Dataset items
(begin)

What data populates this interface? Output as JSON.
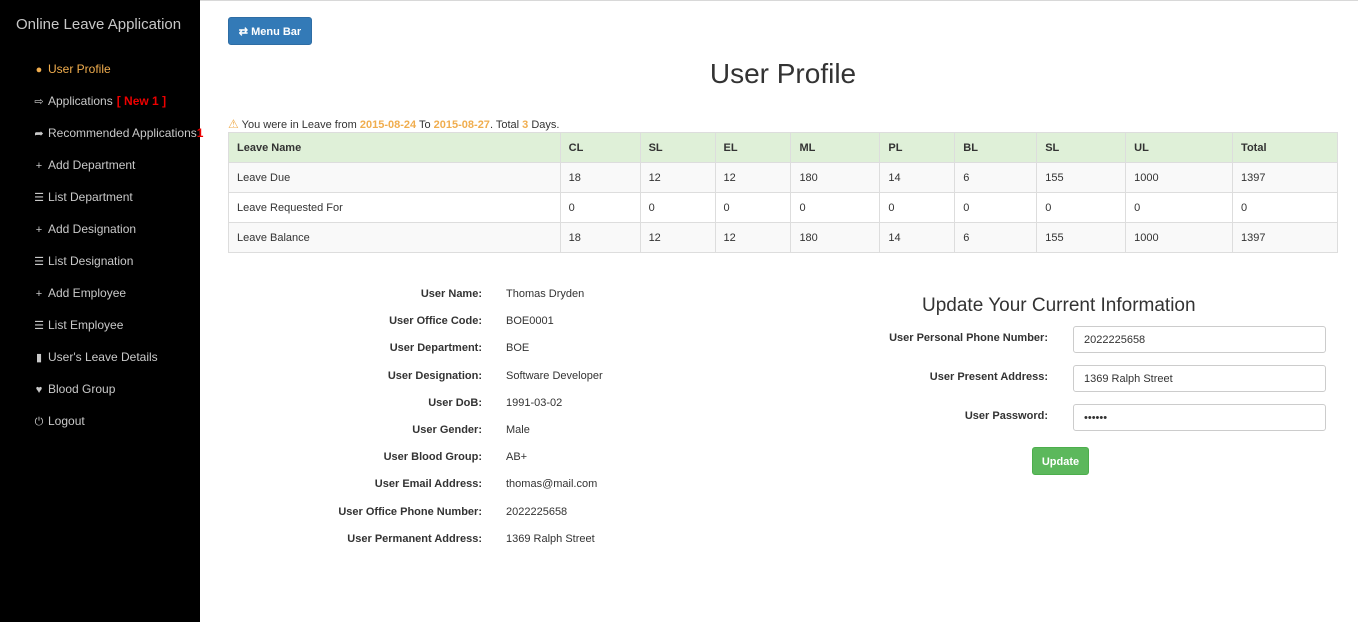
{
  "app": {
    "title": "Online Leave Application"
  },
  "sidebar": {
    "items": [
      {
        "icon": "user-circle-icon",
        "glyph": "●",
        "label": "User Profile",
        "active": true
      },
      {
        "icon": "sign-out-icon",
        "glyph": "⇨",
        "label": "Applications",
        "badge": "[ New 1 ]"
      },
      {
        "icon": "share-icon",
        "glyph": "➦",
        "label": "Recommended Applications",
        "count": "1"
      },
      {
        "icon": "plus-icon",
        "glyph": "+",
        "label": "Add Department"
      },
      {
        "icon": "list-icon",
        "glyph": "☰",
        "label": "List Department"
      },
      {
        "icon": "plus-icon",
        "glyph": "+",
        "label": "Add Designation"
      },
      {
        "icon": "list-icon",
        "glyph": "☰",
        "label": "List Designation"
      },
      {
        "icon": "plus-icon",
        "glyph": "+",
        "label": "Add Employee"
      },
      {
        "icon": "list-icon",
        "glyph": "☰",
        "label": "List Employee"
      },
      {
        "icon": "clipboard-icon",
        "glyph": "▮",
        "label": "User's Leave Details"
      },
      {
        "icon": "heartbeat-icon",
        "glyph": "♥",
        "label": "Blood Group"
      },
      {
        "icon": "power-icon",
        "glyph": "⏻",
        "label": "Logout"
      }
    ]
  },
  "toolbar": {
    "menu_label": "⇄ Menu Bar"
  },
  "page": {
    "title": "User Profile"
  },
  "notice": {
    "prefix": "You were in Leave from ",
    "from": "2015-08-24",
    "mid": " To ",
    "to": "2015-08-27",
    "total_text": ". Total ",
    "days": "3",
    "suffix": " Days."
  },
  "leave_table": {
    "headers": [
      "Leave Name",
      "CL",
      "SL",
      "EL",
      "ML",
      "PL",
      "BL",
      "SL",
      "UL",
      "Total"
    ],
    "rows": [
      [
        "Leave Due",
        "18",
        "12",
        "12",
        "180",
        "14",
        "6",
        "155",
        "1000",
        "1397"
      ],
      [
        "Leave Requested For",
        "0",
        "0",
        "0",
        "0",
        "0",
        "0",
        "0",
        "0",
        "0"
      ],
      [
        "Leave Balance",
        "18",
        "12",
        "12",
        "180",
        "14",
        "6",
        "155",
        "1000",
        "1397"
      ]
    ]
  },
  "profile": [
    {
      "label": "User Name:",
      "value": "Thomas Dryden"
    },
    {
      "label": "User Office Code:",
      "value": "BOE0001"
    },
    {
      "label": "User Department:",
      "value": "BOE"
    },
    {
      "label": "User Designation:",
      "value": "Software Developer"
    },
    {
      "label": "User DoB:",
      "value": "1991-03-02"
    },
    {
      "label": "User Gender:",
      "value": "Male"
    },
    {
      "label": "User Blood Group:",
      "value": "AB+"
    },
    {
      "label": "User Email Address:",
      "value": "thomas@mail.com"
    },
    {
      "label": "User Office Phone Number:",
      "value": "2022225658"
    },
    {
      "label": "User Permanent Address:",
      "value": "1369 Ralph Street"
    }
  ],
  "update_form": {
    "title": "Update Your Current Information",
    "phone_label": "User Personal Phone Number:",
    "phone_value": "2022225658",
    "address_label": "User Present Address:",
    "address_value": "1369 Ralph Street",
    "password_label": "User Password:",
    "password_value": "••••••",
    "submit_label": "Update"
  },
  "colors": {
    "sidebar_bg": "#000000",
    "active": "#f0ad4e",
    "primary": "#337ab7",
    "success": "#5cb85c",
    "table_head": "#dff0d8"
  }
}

(end)
(begin)

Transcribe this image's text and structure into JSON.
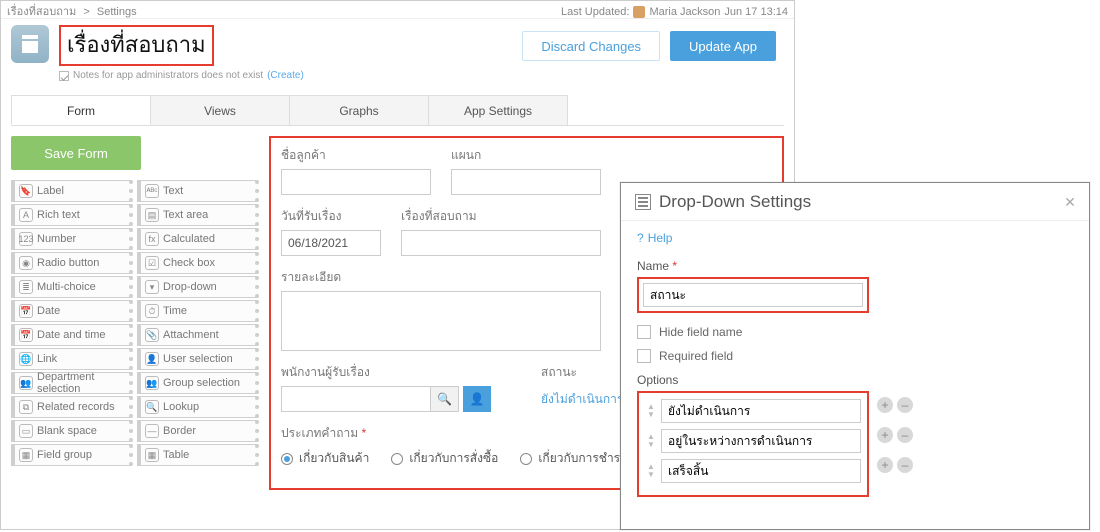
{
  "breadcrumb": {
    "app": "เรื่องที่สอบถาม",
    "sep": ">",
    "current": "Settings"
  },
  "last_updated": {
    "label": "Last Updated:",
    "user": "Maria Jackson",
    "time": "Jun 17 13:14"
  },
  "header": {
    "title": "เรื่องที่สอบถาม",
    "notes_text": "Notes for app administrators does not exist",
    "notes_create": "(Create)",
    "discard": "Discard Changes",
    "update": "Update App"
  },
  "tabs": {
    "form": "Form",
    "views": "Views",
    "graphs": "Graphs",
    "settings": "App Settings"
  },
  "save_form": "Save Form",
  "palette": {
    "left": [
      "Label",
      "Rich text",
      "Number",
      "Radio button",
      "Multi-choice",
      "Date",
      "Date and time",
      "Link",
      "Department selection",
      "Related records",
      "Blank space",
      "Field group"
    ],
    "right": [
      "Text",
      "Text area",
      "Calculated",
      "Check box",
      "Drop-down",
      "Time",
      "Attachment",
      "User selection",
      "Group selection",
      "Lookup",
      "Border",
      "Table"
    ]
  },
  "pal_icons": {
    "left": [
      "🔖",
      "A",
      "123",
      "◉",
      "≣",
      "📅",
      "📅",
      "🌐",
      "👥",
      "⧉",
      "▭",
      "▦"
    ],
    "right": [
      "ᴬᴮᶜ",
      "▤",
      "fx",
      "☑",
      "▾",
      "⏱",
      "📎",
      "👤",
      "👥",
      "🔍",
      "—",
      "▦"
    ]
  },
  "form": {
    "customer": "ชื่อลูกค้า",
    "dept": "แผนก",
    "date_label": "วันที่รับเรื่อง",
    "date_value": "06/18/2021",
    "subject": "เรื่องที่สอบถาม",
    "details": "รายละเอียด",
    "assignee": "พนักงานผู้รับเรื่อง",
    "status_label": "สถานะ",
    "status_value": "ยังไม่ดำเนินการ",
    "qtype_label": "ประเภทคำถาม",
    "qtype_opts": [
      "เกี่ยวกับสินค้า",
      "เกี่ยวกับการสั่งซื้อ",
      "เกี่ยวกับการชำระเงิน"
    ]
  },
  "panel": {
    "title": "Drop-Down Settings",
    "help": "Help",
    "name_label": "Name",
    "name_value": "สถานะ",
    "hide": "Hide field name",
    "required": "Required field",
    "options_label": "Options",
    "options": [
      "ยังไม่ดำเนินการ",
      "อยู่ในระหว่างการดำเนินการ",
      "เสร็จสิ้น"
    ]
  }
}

(end)

**Direction:** Pull out every line containing "สถานะ".

**Output of the exercise:**
    "status_label": "สถานะ",
    "name_value": "สถานะ",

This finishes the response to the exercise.